◆ Prompt
Copy the records below exactly as they are written.

BEGIN Source material

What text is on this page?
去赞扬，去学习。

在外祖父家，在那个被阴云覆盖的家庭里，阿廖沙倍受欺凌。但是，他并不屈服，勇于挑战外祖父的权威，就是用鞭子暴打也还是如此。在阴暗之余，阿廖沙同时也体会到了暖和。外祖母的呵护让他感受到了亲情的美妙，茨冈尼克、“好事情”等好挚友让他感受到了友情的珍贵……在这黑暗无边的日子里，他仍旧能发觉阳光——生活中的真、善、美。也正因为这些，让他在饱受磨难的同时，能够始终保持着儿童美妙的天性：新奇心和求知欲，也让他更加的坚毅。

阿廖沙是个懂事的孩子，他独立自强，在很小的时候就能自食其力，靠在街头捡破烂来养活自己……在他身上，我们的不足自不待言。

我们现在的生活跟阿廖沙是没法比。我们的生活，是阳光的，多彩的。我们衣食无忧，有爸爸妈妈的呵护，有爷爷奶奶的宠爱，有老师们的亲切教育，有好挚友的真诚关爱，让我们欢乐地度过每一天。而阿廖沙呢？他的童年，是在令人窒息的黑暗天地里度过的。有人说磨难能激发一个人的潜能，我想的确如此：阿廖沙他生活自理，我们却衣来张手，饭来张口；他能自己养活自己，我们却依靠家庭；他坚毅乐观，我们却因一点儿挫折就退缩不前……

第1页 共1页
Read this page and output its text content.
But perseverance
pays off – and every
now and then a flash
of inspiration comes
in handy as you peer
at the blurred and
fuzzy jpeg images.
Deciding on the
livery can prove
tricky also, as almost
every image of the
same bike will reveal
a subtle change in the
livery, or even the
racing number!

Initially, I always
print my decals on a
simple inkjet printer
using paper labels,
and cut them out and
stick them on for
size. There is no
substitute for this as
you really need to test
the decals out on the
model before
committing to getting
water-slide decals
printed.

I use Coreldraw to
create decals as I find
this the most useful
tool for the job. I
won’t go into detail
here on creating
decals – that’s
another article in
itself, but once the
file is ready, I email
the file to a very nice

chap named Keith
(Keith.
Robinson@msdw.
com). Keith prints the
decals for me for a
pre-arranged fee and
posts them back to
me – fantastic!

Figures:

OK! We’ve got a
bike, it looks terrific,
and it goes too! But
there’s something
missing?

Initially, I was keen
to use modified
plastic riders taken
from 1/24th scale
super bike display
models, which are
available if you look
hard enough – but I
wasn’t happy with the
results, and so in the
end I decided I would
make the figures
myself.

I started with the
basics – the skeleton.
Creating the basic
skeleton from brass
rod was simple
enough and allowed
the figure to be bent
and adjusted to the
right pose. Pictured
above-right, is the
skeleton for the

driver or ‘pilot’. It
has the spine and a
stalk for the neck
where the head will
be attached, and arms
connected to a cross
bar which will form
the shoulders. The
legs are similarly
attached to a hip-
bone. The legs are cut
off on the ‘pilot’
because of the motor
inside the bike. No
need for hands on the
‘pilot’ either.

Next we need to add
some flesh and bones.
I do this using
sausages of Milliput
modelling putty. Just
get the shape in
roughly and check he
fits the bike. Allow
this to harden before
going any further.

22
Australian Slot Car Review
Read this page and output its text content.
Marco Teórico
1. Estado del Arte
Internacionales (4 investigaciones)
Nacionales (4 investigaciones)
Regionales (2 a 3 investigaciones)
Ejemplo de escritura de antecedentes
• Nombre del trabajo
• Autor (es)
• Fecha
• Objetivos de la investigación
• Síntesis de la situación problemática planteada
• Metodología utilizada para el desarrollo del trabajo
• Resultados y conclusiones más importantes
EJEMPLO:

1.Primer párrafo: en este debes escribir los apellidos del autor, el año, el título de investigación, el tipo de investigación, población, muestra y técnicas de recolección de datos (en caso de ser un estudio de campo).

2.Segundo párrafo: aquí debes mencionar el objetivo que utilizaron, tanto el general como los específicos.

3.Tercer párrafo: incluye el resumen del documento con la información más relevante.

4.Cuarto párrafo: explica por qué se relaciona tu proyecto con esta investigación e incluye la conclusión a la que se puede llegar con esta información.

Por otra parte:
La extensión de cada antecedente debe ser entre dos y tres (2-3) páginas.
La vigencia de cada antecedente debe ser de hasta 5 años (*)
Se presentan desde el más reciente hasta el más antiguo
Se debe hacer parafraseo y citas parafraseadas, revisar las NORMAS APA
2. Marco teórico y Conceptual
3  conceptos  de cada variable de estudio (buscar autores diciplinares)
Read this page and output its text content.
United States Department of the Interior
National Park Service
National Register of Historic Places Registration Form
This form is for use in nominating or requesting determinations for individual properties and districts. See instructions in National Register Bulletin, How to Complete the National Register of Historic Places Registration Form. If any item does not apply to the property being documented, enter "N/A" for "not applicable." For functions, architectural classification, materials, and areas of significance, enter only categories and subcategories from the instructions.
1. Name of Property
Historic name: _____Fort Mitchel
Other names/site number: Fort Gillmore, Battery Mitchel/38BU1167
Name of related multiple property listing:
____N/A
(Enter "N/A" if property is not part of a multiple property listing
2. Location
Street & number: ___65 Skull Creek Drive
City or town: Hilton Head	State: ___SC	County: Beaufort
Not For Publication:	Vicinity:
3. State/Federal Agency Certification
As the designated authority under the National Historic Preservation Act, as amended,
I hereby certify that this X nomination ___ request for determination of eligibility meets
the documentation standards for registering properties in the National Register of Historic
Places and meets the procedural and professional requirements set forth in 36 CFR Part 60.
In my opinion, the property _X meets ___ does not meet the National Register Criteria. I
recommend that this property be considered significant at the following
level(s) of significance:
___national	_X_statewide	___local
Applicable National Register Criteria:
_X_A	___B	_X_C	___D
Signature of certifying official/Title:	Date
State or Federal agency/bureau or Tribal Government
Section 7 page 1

END Source material

◆ Correct answer
What text is on this page?
去赞扬，去学习。

在外祖父家，在那个被阴云覆盖的家庭里，阿廖沙倍受欺凌。但是，他并不屈服，勇于挑战外祖父的权威，就是用鞭子暴打也还是如此。在阴暗之余，阿廖沙同时也体会到了暖和。外祖母的呵护让他感受到了亲情的美妙，茨冈尼克、“好事情”等好挚友让他感受到了友情的珍贵……在这黑暗无边的日子里，他仍旧能发觉阳光——生活中的真、善、美。也正因为这些，让他在饱受磨难的同时，能够始终保持着儿童美妙的天性：新奇心和求知欲，也让他更加的坚毅。

阿廖沙是个懂事的孩子，他独立自强，在很小的时候就能自食其力，靠在街头捡破烂来养活自己……在他身上，我们的不足自不待言。

我们现在的生活跟阿廖沙是没法比。我们的生活，是阳光的，多彩的。我们衣食无忧，有爸爸妈妈的呵护，有爷爷奶奶的宠爱，有老师们的亲切教育，有好挚友的真诚关爱，让我们欢乐地度过每一天。而阿廖沙呢？他的童年，是在令人窒息的黑暗天地里度过的。有人说磨难能激发一个人的潜能，我想的确如此：阿廖沙他生活自理，我们却衣来张手，饭来张口；他能自己养活自己，我们却依靠家庭；他坚毅乐观，我们却因一点儿挫折就退缩不前……

第1页 共1页
Read this page and output its text content.
But perseverance
pays off – and every
now and then a flash
of inspiration comes
in handy as you peer
at the blurred and
fuzzy jpeg images.
Deciding on the
livery can prove
tricky also, as almost
every image of the
same bike will reveal
a subtle change in the
livery, or even the
racing number!

Initially, I always
print my decals on a
simple inkjet printer
using paper labels,
and cut them out and
stick them on for
size. There is no
substitute for this as
you really need to test
the decals out on the
model before
committing to getting
water-slide decals
printed.

I use Coreldraw to
create decals as I find
this the most useful
tool for the job. I
won’t go into detail
here on creating
decals – that’s
another article in
itself, but once the
file is ready, I email
the file to a very nice

chap named Keith
(Keith.
Robinson@msdw.
com). Keith prints the
decals for me for a
pre-arranged fee and
posts them back to
me – fantastic!

Figures:

OK! We’ve got a
bike, it looks terrific,
and it goes too! But
there’s something
missing?

Initially, I was keen
to use modified
plastic riders taken
from 1/24th scale
super bike display
models, which are
available if you look
hard enough – but I
wasn’t happy with the
results, and so in the
end I decided I would
make the figures
myself.

I started with the
basics – the skeleton.
Creating the basic
skeleton from brass
rod was simple
enough and allowed
the figure to be bent
and adjusted to the
right pose. Pictured
above-right, is the
skeleton for the

driver or ‘pilot’. It
has the spine and a
stalk for the neck
where the head will
be attached, and arms
connected to a cross
bar which will form
the shoulders. The
legs are similarly
attached to a hip-
bone. The legs are cut
off on the ‘pilot’
because of the motor
inside the bike. No
need for hands on the
‘pilot’ either.

Next we need to add
some flesh and bones.
I do this using
sausages of Milliput
modelling putty. Just
get the shape in
roughly and check he
fits the bike. Allow
this to harden before
going any further.

22
Australian Slot Car Review
Read this page and output its text content.
Marco Teórico
1. Estado del Arte
Internacionales (4 investigaciones)
Nacionales (4 investigaciones)
Regionales (2 a 3 investigaciones)
Ejemplo de escritura de antecedentes
• Nombre del trabajo
• Autor (es)
• Fecha
• Objetivos de la investigación
• Síntesis de la situación problemática planteada
• Metodología utilizada para el desarrollo del trabajo
• Resultados y conclusiones más importantes
EJEMPLO:

1.Primer párrafo: en este debes escribir los apellidos del autor, el año, el título de investigación, el tipo de investigación, población, muestra y técnicas de recolección de datos (en caso de ser un estudio de campo).

2.Segundo párrafo: aquí debes mencionar el objetivo que utilizaron, tanto el general como los específicos.

3.Tercer párrafo: incluye el resumen del documento con la información más relevante.

4.Cuarto párrafo: explica por qué se relaciona tu proyecto con esta investigación e incluye la conclusión a la que se puede llegar con esta información.

Por otra parte:
La extensión de cada antecedente debe ser entre dos y tres (2-3) páginas.
La vigencia de cada antecedente debe ser de hasta 5 años (*)
Se presentan desde el más reciente hasta el más antiguo
Se debe hacer parafraseo y citas parafraseadas, revisar las NORMAS APA
2. Marco teórico y Conceptual
3  conceptos  de cada variable de estudio (buscar autores diciplinares)
Read this page and output its text content.
United States Department of the Interior
National Park Service
National Register of Historic Places Registration Form
This form is for use in nominating or requesting determinations for individual properties and districts. See instructions in National Register Bulletin, How to Complete the National Register of Historic Places Registration Form. If any item does not apply to the property being documented, enter "N/A" for "not applicable." For functions, architectural classification, materials, and areas of significance, enter only categories and subcategories from the instructions.
1. Name of Property
Historic name: _____Fort Mitchel
Other names/site number: Fort Gillmore, Battery Mitchel/38BU1167
Name of related multiple property listing:
____N/A
(Enter "N/A" if property is not part of a multiple property listing
2. Location
Street & number: ___65 Skull Creek Drive
City or town: Hilton Head	State: ___SC	County: Beaufort
Not For Publication:	Vicinity:
3. State/Federal Agency Certification
As the designated authority under the National Historic Preservation Act, as amended,
I hereby certify that this X nomination ___ request for determination of eligibility meets
the documentation standards for registering properties in the National Register of Historic
Places and meets the procedural and professional requirements set forth in 36 CFR Part 60.
In my opinion, the property _X meets ___ does not meet the National Register Criteria. I
recommend that this property be considered significant at the following
level(s) of significance:
___national	_X_statewide	___local
Applicable National Register Criteria:
_X_A	___B	_X_C	___D
Signature of certifying official/Title:	Date
State or Federal agency/bureau or Tribal Government
Section 7 page 1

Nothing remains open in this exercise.